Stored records
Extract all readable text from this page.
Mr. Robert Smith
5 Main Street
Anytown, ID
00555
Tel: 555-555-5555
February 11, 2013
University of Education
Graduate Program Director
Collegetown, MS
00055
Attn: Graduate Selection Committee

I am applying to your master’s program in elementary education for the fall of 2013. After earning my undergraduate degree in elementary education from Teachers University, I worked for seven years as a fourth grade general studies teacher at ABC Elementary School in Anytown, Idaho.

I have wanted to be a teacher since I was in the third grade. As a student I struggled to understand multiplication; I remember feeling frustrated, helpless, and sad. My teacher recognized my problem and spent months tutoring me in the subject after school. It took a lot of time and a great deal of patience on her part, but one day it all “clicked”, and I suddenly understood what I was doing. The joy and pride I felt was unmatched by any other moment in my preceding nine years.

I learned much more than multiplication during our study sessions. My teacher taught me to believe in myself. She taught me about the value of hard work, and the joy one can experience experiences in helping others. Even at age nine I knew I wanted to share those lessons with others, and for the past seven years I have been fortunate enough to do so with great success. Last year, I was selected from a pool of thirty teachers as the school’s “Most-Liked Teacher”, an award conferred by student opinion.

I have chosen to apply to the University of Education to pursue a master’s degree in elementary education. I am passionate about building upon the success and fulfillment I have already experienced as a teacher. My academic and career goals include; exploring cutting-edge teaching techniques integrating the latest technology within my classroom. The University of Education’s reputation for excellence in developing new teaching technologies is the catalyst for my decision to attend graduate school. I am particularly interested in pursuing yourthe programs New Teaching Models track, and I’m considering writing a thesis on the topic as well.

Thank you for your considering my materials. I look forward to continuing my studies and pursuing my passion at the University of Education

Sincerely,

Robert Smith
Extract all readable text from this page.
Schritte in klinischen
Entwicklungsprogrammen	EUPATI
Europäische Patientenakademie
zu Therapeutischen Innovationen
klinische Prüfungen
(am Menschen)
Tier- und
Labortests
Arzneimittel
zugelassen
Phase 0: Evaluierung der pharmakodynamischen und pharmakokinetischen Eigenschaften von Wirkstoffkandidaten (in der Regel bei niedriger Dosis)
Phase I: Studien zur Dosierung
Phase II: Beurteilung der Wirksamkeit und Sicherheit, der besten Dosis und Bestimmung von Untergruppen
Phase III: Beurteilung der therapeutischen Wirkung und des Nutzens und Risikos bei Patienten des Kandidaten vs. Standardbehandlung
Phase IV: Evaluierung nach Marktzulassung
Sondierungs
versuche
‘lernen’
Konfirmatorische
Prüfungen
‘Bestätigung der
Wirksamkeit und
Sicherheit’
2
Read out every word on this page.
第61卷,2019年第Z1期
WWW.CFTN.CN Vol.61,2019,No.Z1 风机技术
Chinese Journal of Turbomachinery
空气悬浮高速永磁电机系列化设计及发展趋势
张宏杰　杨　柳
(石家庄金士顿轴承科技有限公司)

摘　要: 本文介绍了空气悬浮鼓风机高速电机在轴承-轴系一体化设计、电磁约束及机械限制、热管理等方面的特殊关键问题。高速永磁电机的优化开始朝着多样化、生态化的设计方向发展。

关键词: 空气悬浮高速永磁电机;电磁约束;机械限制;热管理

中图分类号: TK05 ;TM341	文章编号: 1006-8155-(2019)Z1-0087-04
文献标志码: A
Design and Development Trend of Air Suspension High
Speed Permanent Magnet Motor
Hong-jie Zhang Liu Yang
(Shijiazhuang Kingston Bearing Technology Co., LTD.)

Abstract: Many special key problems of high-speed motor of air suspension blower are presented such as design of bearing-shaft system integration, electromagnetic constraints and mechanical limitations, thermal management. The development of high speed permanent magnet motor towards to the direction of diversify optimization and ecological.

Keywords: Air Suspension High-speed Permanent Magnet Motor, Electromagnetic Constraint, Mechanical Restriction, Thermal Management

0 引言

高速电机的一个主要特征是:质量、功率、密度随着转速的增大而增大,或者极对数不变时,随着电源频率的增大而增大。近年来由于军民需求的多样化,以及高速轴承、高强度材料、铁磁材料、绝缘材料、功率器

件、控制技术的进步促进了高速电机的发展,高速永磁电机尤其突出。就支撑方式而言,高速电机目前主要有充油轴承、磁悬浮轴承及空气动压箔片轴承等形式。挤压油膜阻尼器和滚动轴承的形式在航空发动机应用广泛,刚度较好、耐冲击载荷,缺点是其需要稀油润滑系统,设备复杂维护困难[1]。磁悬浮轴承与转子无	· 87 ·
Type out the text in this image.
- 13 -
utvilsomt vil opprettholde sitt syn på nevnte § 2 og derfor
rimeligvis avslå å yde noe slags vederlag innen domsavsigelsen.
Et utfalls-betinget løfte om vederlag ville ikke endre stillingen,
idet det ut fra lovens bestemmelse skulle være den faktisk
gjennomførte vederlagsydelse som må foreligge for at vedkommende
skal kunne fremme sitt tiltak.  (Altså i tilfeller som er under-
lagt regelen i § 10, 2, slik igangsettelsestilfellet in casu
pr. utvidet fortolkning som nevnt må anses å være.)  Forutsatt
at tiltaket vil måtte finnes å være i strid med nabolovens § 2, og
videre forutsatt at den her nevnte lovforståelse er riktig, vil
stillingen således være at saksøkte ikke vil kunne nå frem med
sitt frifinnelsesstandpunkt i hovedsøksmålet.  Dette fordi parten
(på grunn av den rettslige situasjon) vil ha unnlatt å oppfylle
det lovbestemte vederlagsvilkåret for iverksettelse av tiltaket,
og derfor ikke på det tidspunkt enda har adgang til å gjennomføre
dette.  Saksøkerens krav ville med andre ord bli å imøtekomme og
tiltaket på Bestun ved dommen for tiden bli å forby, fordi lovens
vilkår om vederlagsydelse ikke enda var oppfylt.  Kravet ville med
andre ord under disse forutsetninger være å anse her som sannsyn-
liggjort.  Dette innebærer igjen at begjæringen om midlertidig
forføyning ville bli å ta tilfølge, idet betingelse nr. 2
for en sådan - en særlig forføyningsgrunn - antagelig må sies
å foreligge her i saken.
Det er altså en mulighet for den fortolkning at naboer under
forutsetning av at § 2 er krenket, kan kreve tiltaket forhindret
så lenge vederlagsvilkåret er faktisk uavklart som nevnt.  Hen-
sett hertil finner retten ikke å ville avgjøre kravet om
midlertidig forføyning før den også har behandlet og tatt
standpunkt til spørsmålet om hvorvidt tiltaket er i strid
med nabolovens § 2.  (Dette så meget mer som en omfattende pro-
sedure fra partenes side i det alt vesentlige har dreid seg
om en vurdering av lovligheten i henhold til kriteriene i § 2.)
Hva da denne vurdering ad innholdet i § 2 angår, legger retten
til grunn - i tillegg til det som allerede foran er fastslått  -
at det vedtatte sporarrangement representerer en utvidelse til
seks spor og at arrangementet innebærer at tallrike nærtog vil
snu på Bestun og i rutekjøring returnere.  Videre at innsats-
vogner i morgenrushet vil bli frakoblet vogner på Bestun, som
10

» GIVEN TASK
Copy each line of the preceding data that contains the string "degree".

» TASK OUTPUT
I am applying to your master’s program in elementary education for the fall of 2013. After earning my undergraduate degree in elementary education from Teachers University, I worked for seven years as a fourth grade general studies teacher at ABC Elementary School in Anytown, Idaho.
I have chosen to apply to the University of Education to pursue a master’s degree in elementary education. I am passionate about building upon the success and fulfillment I have already experienced as a teacher. My academic and career goals include; exploring cutting-edge teaching techniques integrating the latest technology within my classroom. The University of Education’s reputation for excellence in developing new teaching technologies is the catalyst for my decision to attend graduate school. I am particularly interested in pursuing yourthe programs New Teaching Models track, and I’m considering writing a thesis on the topic as well.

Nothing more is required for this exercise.